• [OBJECTIVE] Images must not appear in your copy; reproduce every other part of the records exactly.

_____

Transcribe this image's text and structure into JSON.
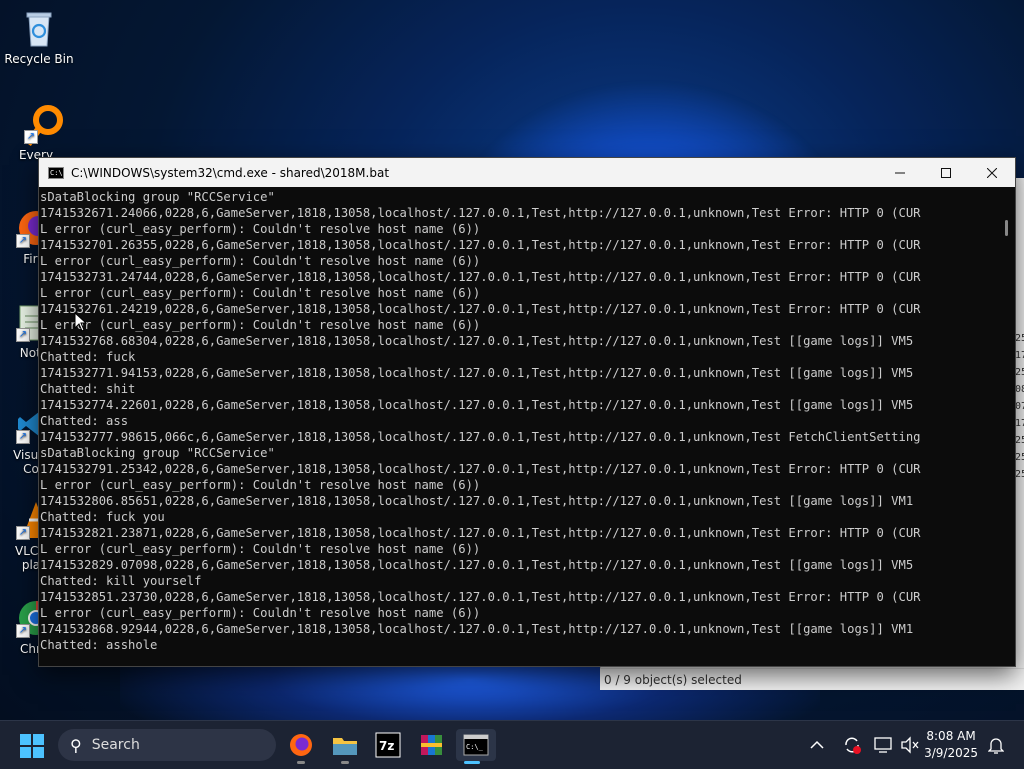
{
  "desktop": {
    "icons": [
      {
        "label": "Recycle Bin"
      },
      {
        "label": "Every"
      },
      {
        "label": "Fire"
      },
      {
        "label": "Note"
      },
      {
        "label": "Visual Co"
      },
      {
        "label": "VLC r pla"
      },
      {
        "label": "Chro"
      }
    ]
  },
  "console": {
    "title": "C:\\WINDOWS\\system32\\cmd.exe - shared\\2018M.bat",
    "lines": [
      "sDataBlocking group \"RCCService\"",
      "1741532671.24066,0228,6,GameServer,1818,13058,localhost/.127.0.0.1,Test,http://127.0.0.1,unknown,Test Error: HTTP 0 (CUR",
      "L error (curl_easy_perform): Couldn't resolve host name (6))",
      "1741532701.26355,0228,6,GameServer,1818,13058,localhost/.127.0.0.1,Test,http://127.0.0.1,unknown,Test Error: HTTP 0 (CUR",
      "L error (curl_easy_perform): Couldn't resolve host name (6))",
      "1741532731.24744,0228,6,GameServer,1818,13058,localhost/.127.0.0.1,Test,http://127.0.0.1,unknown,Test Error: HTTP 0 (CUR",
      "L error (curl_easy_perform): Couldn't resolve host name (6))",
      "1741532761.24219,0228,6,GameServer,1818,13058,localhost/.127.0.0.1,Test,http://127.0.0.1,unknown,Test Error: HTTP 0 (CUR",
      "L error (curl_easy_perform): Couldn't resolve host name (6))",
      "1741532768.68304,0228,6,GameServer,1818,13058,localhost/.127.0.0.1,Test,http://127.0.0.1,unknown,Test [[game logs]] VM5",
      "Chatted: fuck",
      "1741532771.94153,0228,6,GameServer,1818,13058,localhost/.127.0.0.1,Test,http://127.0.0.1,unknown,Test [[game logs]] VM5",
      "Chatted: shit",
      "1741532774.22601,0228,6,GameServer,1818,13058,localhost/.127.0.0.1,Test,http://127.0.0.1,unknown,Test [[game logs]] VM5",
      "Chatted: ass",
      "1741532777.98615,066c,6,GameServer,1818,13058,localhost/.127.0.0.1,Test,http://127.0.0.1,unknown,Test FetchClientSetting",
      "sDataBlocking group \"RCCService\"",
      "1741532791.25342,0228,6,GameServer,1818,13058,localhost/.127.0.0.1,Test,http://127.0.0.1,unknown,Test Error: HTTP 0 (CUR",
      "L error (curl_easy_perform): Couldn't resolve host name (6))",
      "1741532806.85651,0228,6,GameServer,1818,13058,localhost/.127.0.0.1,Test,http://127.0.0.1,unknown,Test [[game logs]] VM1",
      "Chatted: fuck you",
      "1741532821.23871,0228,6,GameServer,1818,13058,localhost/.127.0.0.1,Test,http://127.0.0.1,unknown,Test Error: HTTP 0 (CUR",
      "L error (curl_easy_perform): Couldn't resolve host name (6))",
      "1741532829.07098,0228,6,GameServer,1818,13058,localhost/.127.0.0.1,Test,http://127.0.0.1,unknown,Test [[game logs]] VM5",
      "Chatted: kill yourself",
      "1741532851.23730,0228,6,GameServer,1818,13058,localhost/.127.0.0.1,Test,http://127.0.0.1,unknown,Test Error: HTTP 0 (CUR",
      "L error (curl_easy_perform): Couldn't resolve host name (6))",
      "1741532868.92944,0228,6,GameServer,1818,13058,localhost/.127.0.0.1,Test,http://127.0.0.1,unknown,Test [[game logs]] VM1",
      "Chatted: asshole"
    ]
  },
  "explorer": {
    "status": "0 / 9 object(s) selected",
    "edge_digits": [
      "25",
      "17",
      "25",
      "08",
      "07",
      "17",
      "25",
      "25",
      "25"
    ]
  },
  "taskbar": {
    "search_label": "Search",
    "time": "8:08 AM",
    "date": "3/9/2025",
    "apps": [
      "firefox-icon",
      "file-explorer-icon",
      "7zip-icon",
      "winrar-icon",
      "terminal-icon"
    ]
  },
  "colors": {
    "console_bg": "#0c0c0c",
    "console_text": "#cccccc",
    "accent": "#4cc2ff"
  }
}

_____

• [SOLVED EXERCISE]
Transcribe this image's text and structure into JSON.
{
  "desktop": {
    "icons": [
      {
        "label": "Recycle Bin"
      },
      {
        "label": "Every"
      },
      {
        "label": "Fire"
      },
      {
        "label": "Note"
      },
      {
        "label": "Visual Co"
      },
      {
        "label": "VLC r pla"
      },
      {
        "label": "Chro"
      }
    ]
  },
  "console": {
    "title": "C:\\WINDOWS\\system32\\cmd.exe - shared\\2018M.bat",
    "lines": [
      "sDataBlocking group \"RCCService\"",
      "1741532671.24066,0228,6,GameServer,1818,13058,localhost/.127.0.0.1,Test,http://127.0.0.1,unknown,Test Error: HTTP 0 (CUR",
      "L error (curl_easy_perform): Couldn't resolve host name (6))",
      "1741532701.26355,0228,6,GameServer,1818,13058,localhost/.127.0.0.1,Test,http://127.0.0.1,unknown,Test Error: HTTP 0 (CUR",
      "L error (curl_easy_perform): Couldn't resolve host name (6))",
      "1741532731.24744,0228,6,GameServer,1818,13058,localhost/.127.0.0.1,Test,http://127.0.0.1,unknown,Test Error: HTTP 0 (CUR",
      "L error (curl_easy_perform): Couldn't resolve host name (6))",
      "1741532761.24219,0228,6,GameServer,1818,13058,localhost/.127.0.0.1,Test,http://127.0.0.1,unknown,Test Error: HTTP 0 (CUR",
      "L error (curl_easy_perform): Couldn't resolve host name (6))",
      "1741532768.68304,0228,6,GameServer,1818,13058,localhost/.127.0.0.1,Test,http://127.0.0.1,unknown,Test [[game logs]] VM5",
      "Chatted: fuck",
      "1741532771.94153,0228,6,GameServer,1818,13058,localhost/.127.0.0.1,Test,http://127.0.0.1,unknown,Test [[game logs]] VM5",
      "Chatted: shit",
      "1741532774.22601,0228,6,GameServer,1818,13058,localhost/.127.0.0.1,Test,http://127.0.0.1,unknown,Test [[game logs]] VM5",
      "Chatted: ass",
      "1741532777.98615,066c,6,GameServer,1818,13058,localhost/.127.0.0.1,Test,http://127.0.0.1,unknown,Test FetchClientSetting",
      "sDataBlocking group \"RCCService\"",
      "1741532791.25342,0228,6,GameServer,1818,13058,localhost/.127.0.0.1,Test,http://127.0.0.1,unknown,Test Error: HTTP 0 (CUR",
      "L error (curl_easy_perform): Couldn't resolve host name (6))",
      "1741532806.85651,0228,6,GameServer,1818,13058,localhost/.127.0.0.1,Test,http://127.0.0.1,unknown,Test [[game logs]] VM1",
      "Chatted: fuck you",
      "1741532821.23871,0228,6,GameServer,1818,13058,localhost/.127.0.0.1,Test,http://127.0.0.1,unknown,Test Error: HTTP 0 (CUR",
      "L error (curl_easy_perform): Couldn't resolve host name (6))",
      "1741532829.07098,0228,6,GameServer,1818,13058,localhost/.127.0.0.1,Test,http://127.0.0.1,unknown,Test [[game logs]] VM5",
      "Chatted: kill yourself",
      "1741532851.23730,0228,6,GameServer,1818,13058,localhost/.127.0.0.1,Test,http://127.0.0.1,unknown,Test Error: HTTP 0 (CUR",
      "L error (curl_easy_perform): Couldn't resolve host name (6))",
      "1741532868.92944,0228,6,GameServer,1818,13058,localhost/.127.0.0.1,Test,http://127.0.0.1,unknown,Test [[game logs]] VM1",
      "Chatted: asshole"
    ]
  },
  "explorer": {
    "status": "0 / 9 object(s) selected",
    "edge_digits": [
      "25",
      "17",
      "25",
      "08",
      "07",
      "17",
      "25",
      "25",
      "25"
    ]
  },
  "taskbar": {
    "search_label": "Search",
    "time": "8:08 AM",
    "date": "3/9/2025",
    "apps": [
      "firefox-icon",
      "file-explorer-icon",
      "7zip-icon",
      "winrar-icon",
      "terminal-icon"
    ]
  },
  "colors": {
    "console_bg": "#0c0c0c",
    "console_text": "#cccccc",
    "accent": "#4cc2ff"
  }
}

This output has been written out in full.